* **WRITTEN EXERCISE**
Give every line below again, exactly.

* **DATASET ENTRIES**
——
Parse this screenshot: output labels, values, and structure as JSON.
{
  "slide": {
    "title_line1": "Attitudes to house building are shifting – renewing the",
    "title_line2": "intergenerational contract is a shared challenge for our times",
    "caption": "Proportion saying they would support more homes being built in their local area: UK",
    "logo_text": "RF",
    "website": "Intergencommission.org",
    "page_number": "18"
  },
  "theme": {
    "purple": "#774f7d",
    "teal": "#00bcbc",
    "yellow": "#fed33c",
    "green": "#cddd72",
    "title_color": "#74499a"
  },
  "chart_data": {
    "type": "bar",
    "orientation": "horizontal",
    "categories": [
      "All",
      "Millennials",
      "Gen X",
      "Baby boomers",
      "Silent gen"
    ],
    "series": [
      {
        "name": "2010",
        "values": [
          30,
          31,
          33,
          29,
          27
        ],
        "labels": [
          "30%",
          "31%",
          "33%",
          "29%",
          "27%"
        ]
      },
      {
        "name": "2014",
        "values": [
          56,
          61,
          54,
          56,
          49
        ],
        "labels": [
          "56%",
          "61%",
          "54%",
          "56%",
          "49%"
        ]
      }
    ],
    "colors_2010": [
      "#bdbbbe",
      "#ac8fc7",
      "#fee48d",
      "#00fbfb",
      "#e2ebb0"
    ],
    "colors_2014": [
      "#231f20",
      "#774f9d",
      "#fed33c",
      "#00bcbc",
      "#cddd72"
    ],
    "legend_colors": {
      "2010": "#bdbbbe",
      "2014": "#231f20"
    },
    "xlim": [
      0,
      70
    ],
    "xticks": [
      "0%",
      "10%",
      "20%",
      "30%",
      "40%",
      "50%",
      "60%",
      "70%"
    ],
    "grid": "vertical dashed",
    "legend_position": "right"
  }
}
——
* **OUTPUT BELOW**
Parse this screenshot: output labels, values, and structure as JSON.
{
  "slide": {
    "title_line1": "Attitudes to house building are shifting – renewing the",
    "title_line2": "intergenerational contract is a shared challenge for our times",
    "caption": "Proportion saying they would support more homes being built in their local area: UK",
    "logo_text": "RF",
    "website": "Intergencommission.org",
    "page_number": "18"
  },
  "theme": {
    "purple": "#774f7d",
    "teal": "#00bcbc",
    "yellow": "#fed33c",
    "green": "#cddd72",
    "title_color": "#74499a"
  },
  "chart_data": {
    "type": "bar",
    "orientation": "horizontal",
    "categories": [
      "All",
      "Millennials",
      "Gen X",
      "Baby boomers",
      "Silent gen"
    ],
    "series": [
      {
        "name": "2010",
        "values": [
          30,
          31,
          33,
          29,
          27
        ],
        "labels": [
          "30%",
          "31%",
          "33%",
          "29%",
          "27%"
        ]
      },
      {
        "name": "2014",
        "values": [
          56,
          61,
          54,
          56,
          49
        ],
        "labels": [
          "56%",
          "61%",
          "54%",
          "56%",
          "49%"
        ]
      }
    ],
    "colors_2010": [
      "#bdbbbe",
      "#ac8fc7",
      "#fee48d",
      "#00fbfb",
      "#e2ebb0"
    ],
    "colors_2014": [
      "#231f20",
      "#774f9d",
      "#fed33c",
      "#00bcbc",
      "#cddd72"
    ],
    "legend_colors": {
      "2010": "#bdbbbe",
      "2014": "#231f20"
    },
    "xlim": [
      0,
      70
    ],
    "xticks": [
      "0%",
      "10%",
      "20%",
      "30%",
      "40%",
      "50%",
      "60%",
      "70%"
    ],
    "grid": "vertical dashed",
    "legend_position": "right"
  }
}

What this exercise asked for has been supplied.